— Required task —
Only a number is wanted. Count the lines holding the string "checked".

>> start Entries shown

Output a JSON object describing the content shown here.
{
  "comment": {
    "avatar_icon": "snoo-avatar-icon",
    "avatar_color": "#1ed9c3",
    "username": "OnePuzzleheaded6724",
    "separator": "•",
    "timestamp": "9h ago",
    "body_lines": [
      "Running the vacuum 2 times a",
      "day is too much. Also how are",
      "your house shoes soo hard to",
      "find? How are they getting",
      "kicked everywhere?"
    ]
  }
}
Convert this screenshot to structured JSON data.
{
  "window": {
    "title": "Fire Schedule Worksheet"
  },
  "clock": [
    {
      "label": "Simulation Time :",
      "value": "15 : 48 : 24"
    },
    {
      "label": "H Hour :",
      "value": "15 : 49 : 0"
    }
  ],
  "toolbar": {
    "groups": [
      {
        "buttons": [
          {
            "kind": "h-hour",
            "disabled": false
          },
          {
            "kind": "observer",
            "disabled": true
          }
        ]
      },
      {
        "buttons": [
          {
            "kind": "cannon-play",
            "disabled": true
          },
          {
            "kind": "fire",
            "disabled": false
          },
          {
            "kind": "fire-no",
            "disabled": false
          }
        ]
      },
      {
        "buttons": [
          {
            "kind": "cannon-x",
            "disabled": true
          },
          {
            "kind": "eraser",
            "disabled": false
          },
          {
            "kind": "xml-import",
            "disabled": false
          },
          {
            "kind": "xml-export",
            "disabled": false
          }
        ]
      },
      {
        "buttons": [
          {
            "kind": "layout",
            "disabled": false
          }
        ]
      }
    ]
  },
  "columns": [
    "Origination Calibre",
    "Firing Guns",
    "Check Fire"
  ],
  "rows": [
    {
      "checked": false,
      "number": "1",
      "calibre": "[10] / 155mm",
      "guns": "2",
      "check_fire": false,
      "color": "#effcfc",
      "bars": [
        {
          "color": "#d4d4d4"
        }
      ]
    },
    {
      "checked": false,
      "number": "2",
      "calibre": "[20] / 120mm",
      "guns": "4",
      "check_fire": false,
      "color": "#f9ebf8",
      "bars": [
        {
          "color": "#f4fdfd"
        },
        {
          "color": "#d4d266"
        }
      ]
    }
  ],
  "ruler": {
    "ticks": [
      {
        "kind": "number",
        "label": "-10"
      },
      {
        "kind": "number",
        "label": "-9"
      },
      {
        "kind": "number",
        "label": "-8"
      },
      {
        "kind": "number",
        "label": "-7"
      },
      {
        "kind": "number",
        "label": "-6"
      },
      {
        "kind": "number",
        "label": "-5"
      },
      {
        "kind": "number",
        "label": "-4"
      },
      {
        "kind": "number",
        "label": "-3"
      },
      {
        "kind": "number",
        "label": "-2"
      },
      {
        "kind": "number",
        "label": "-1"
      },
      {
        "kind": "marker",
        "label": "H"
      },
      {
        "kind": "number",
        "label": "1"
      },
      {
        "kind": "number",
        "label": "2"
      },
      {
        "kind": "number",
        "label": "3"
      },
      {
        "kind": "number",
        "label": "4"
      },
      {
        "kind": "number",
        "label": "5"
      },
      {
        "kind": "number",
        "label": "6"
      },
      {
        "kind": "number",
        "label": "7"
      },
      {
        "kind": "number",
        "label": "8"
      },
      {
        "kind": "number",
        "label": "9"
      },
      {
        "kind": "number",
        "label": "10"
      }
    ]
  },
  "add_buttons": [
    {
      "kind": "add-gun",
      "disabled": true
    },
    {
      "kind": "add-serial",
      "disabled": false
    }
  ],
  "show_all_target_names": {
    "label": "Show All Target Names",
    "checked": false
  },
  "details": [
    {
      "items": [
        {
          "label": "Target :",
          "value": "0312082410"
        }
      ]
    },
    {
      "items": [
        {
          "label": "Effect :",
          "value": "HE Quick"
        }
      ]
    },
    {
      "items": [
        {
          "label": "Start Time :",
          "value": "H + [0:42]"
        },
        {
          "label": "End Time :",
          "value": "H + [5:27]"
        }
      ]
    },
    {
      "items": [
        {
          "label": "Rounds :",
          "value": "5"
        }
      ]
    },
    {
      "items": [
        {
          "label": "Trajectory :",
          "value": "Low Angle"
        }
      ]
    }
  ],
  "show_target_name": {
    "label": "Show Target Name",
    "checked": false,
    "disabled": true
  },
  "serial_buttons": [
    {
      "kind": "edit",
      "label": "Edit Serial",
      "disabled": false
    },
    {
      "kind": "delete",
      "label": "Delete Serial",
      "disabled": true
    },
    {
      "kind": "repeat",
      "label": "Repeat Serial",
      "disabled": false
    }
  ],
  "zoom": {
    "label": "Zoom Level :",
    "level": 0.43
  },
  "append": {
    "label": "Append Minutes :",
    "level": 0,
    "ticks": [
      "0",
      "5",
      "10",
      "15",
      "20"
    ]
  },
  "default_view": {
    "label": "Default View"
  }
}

>> end Entries shown

— Full output —
4